Data for processing:
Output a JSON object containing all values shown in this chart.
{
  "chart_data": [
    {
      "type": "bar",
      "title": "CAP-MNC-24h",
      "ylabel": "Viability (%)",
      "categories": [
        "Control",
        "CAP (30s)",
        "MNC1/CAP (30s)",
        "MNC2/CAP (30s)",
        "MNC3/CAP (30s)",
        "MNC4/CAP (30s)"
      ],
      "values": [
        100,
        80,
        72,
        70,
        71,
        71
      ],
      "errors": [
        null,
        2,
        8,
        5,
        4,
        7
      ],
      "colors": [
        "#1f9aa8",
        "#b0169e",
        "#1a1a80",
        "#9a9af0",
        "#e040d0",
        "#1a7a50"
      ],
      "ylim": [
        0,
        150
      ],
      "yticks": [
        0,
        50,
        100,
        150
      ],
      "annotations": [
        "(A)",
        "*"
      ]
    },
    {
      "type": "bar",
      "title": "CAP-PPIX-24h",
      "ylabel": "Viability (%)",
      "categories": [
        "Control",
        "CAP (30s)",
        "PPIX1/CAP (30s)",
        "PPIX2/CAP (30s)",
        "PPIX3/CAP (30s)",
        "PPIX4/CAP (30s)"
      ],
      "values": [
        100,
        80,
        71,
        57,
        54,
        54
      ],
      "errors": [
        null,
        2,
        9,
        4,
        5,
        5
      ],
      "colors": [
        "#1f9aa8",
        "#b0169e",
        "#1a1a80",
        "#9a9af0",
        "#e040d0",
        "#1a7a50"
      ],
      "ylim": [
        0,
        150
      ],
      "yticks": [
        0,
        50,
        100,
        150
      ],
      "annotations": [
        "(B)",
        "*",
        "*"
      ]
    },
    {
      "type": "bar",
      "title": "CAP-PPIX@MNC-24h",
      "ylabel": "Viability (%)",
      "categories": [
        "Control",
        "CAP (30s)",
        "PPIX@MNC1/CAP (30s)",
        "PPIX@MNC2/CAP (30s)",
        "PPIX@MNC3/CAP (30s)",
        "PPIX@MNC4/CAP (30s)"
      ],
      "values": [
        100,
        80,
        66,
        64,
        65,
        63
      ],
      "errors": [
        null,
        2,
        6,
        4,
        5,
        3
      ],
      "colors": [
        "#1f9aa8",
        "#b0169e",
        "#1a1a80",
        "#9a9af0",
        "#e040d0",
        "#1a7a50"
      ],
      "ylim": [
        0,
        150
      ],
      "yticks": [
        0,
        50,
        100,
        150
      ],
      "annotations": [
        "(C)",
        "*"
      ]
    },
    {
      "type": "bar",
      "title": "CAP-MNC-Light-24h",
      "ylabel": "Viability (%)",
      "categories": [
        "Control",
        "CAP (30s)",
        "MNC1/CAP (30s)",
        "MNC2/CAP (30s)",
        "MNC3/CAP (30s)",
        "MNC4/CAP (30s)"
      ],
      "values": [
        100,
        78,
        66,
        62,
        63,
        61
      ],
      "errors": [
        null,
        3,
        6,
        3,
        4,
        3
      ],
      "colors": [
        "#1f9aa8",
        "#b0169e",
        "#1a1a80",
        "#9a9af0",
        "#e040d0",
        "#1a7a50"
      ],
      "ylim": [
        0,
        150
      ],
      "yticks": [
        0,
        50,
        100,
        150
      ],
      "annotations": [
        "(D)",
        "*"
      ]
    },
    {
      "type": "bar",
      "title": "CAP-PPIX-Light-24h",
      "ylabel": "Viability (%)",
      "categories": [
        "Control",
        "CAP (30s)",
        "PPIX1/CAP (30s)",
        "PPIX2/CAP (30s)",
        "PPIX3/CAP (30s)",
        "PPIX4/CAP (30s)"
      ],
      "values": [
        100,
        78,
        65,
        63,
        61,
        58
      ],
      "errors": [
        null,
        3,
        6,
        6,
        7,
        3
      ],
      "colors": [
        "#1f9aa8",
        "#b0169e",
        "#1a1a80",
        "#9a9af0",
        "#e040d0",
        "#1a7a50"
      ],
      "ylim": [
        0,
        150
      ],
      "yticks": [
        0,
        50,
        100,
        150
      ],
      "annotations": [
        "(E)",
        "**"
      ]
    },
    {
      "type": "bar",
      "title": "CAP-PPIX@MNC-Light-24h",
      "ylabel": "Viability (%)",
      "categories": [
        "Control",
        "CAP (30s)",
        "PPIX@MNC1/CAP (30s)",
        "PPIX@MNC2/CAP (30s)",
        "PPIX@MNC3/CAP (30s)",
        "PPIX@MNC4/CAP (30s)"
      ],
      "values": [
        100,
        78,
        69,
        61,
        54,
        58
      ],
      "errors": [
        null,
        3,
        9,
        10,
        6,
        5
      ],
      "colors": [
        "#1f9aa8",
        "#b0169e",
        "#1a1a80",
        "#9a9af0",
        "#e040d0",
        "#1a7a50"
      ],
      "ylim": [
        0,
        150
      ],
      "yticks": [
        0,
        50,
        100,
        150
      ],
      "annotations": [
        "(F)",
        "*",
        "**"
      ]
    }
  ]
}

Required task: Go through the entries and repeat each one exactly.

Solution for this exercise:
Output a JSON object containing all values shown in this chart.
{
  "chart_data": [
    {
      "type": "bar",
      "title": "CAP-MNC-24h",
      "ylabel": "Viability (%)",
      "categories": [
        "Control",
        "CAP (30s)",
        "MNC1/CAP (30s)",
        "MNC2/CAP (30s)",
        "MNC3/CAP (30s)",
        "MNC4/CAP (30s)"
      ],
      "values": [
        100,
        80,
        72,
        70,
        71,
        71
      ],
      "errors": [
        null,
        2,
        8,
        5,
        4,
        7
      ],
      "colors": [
        "#1f9aa8",
        "#b0169e",
        "#1a1a80",
        "#9a9af0",
        "#e040d0",
        "#1a7a50"
      ],
      "ylim": [
        0,
        150
      ],
      "yticks": [
        0,
        50,
        100,
        150
      ],
      "annotations": [
        "(A)",
        "*"
      ]
    },
    {
      "type": "bar",
      "title": "CAP-PPIX-24h",
      "ylabel": "Viability (%)",
      "categories": [
        "Control",
        "CAP (30s)",
        "PPIX1/CAP (30s)",
        "PPIX2/CAP (30s)",
        "PPIX3/CAP (30s)",
        "PPIX4/CAP (30s)"
      ],
      "values": [
        100,
        80,
        71,
        57,
        54,
        54
      ],
      "errors": [
        null,
        2,
        9,
        4,
        5,
        5
      ],
      "colors": [
        "#1f9aa8",
        "#b0169e",
        "#1a1a80",
        "#9a9af0",
        "#e040d0",
        "#1a7a50"
      ],
      "ylim": [
        0,
        150
      ],
      "yticks": [
        0,
        50,
        100,
        150
      ],
      "annotations": [
        "(B)",
        "*",
        "*"
      ]
    },
    {
      "type": "bar",
      "title": "CAP-PPIX@MNC-24h",
      "ylabel": "Viability (%)",
      "categories": [
        "Control",
        "CAP (30s)",
        "PPIX@MNC1/CAP (30s)",
        "PPIX@MNC2/CAP (30s)",
        "PPIX@MNC3/CAP (30s)",
        "PPIX@MNC4/CAP (30s)"
      ],
      "values": [
        100,
        80,
        66,
        64,
        65,
        63
      ],
      "errors": [
        null,
        2,
        6,
        4,
        5,
        3
      ],
      "colors": [
        "#1f9aa8",
        "#b0169e",
        "#1a1a80",
        "#9a9af0",
        "#e040d0",
        "#1a7a50"
      ],
      "ylim": [
        0,
        150
      ],
      "yticks": [
        0,
        50,
        100,
        150
      ],
      "annotations": [
        "(C)",
        "*"
      ]
    },
    {
      "type": "bar",
      "title": "CAP-MNC-Light-24h",
      "ylabel": "Viability (%)",
      "categories": [
        "Control",
        "CAP (30s)",
        "MNC1/CAP (30s)",
        "MNC2/CAP (30s)",
        "MNC3/CAP (30s)",
        "MNC4/CAP (30s)"
      ],
      "values": [
        100,
        78,
        66,
        62,
        63,
        61
      ],
      "errors": [
        null,
        3,
        6,
        3,
        4,
        3
      ],
      "colors": [
        "#1f9aa8",
        "#b0169e",
        "#1a1a80",
        "#9a9af0",
        "#e040d0",
        "#1a7a50"
      ],
      "ylim": [
        0,
        150
      ],
      "yticks": [
        0,
        50,
        100,
        150
      ],
      "annotations": [
        "(D)",
        "*"
      ]
    },
    {
      "type": "bar",
      "title": "CAP-PPIX-Light-24h",
      "ylabel": "Viability (%)",
      "categories": [
        "Control",
        "CAP (30s)",
        "PPIX1/CAP (30s)",
        "PPIX2/CAP (30s)",
        "PPIX3/CAP (30s)",
        "PPIX4/CAP (30s)"
      ],
      "values": [
        100,
        78,
        65,
        63,
        61,
        58
      ],
      "errors": [
        null,
        3,
        6,
        6,
        7,
        3
      ],
      "colors": [
        "#1f9aa8",
        "#b0169e",
        "#1a1a80",
        "#9a9af0",
        "#e040d0",
        "#1a7a50"
      ],
      "ylim": [
        0,
        150
      ],
      "yticks": [
        0,
        50,
        100,
        150
      ],
      "annotations": [
        "(E)",
        "**"
      ]
    },
    {
      "type": "bar",
      "title": "CAP-PPIX@MNC-Light-24h",
      "ylabel": "Viability (%)",
      "categories": [
        "Control",
        "CAP (30s)",
        "PPIX@MNC1/CAP (30s)",
        "PPIX@MNC2/CAP (30s)",
        "PPIX@MNC3/CAP (30s)",
        "PPIX@MNC4/CAP (30s)"
      ],
      "values": [
        100,
        78,
        69,
        61,
        54,
        58
      ],
      "errors": [
        null,
        3,
        9,
        10,
        6,
        5
      ],
      "colors": [
        "#1f9aa8",
        "#b0169e",
        "#1a1a80",
        "#9a9af0",
        "#e040d0",
        "#1a7a50"
      ],
      "ylim": [
        0,
        150
      ],
      "yticks": [
        0,
        50,
        100,
        150
      ],
      "annotations": [
        "(F)",
        "*",
        "**"
      ]
    }
  ]
}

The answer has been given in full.